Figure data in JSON
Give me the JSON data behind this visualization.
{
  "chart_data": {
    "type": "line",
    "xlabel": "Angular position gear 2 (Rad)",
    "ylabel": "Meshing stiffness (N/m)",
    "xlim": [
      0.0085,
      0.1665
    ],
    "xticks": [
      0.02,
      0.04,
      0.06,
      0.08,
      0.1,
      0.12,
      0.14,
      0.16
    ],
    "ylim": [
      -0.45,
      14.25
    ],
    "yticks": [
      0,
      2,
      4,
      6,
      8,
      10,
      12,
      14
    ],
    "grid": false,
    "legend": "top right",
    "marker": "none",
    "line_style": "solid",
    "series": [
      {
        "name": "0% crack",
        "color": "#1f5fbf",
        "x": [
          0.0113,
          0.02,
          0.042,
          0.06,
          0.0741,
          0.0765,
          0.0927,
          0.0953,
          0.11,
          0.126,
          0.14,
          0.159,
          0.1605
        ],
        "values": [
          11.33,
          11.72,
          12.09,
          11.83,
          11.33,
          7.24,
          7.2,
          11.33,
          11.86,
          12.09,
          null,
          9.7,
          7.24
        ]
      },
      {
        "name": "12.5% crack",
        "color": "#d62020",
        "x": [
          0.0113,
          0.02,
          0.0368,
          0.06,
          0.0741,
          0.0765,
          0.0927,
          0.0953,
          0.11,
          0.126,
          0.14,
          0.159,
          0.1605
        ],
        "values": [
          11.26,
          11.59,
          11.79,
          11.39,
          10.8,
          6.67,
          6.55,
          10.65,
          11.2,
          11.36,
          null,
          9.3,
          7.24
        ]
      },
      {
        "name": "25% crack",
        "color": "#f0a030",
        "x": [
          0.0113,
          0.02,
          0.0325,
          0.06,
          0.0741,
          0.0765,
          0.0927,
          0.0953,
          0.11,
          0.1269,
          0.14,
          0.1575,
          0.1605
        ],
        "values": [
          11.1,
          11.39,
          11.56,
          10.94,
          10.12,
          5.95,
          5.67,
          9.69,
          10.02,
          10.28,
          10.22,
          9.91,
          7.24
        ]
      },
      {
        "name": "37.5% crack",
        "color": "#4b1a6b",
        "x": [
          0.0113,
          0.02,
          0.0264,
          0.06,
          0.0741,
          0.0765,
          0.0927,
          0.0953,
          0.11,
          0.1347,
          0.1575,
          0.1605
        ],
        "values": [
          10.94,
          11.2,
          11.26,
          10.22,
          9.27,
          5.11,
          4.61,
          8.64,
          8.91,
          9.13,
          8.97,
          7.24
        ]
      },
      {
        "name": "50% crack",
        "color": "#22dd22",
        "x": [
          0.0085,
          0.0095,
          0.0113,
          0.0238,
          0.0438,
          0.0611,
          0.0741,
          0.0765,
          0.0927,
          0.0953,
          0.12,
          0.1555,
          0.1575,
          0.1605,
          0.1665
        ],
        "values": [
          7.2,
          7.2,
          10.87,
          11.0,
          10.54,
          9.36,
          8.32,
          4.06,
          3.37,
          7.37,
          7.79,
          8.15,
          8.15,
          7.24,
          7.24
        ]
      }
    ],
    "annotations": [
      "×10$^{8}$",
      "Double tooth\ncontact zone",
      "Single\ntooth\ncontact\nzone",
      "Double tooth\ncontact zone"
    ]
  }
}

## Brief
Retype the data in full and match it exactly.

## Exercise solution
Give me the JSON data behind this visualization.
{
  "chart_data": {
    "type": "line",
    "xlabel": "Angular position gear 2 (Rad)",
    "ylabel": "Meshing stiffness (N/m)",
    "xlim": [
      0.0085,
      0.1665
    ],
    "xticks": [
      0.02,
      0.04,
      0.06,
      0.08,
      0.1,
      0.12,
      0.14,
      0.16
    ],
    "ylim": [
      -0.45,
      14.25
    ],
    "yticks": [
      0,
      2,
      4,
      6,
      8,
      10,
      12,
      14
    ],
    "grid": false,
    "legend": "top right",
    "marker": "none",
    "line_style": "solid",
    "series": [
      {
        "name": "0% crack",
        "color": "#1f5fbf",
        "x": [
          0.0113,
          0.02,
          0.042,
          0.06,
          0.0741,
          0.0765,
          0.0927,
          0.0953,
          0.11,
          0.126,
          0.14,
          0.159,
          0.1605
        ],
        "values": [
          11.33,
          11.72,
          12.09,
          11.83,
          11.33,
          7.24,
          7.2,
          11.33,
          11.86,
          12.09,
          null,
          9.7,
          7.24
        ]
      },
      {
        "name": "12.5% crack",
        "color": "#d62020",
        "x": [
          0.0113,
          0.02,
          0.0368,
          0.06,
          0.0741,
          0.0765,
          0.0927,
          0.0953,
          0.11,
          0.126,
          0.14,
          0.159,
          0.1605
        ],
        "values": [
          11.26,
          11.59,
          11.79,
          11.39,
          10.8,
          6.67,
          6.55,
          10.65,
          11.2,
          11.36,
          null,
          9.3,
          7.24
        ]
      },
      {
        "name": "25% crack",
        "color": "#f0a030",
        "x": [
          0.0113,
          0.02,
          0.0325,
          0.06,
          0.0741,
          0.0765,
          0.0927,
          0.0953,
          0.11,
          0.1269,
          0.14,
          0.1575,
          0.1605
        ],
        "values": [
          11.1,
          11.39,
          11.56,
          10.94,
          10.12,
          5.95,
          5.67,
          9.69,
          10.02,
          10.28,
          10.22,
          9.91,
          7.24
        ]
      },
      {
        "name": "37.5% crack",
        "color": "#4b1a6b",
        "x": [
          0.0113,
          0.02,
          0.0264,
          0.06,
          0.0741,
          0.0765,
          0.0927,
          0.0953,
          0.11,
          0.1347,
          0.1575,
          0.1605
        ],
        "values": [
          10.94,
          11.2,
          11.26,
          10.22,
          9.27,
          5.11,
          4.61,
          8.64,
          8.91,
          9.13,
          8.97,
          7.24
        ]
      },
      {
        "name": "50% crack",
        "color": "#22dd22",
        "x": [
          0.0085,
          0.0095,
          0.0113,
          0.0238,
          0.0438,
          0.0611,
          0.0741,
          0.0765,
          0.0927,
          0.0953,
          0.12,
          0.1555,
          0.1575,
          0.1605,
          0.1665
        ],
        "values": [
          7.2,
          7.2,
          10.87,
          11.0,
          10.54,
          9.36,
          8.32,
          4.06,
          3.37,
          7.37,
          7.79,
          8.15,
          8.15,
          7.24,
          7.24
        ]
      }
    ],
    "annotations": [
      "×10$^{8}$",
      "Double tooth\ncontact zone",
      "Single\ntooth\ncontact\nzone",
      "Double tooth\ncontact zone"
    ]
  }
}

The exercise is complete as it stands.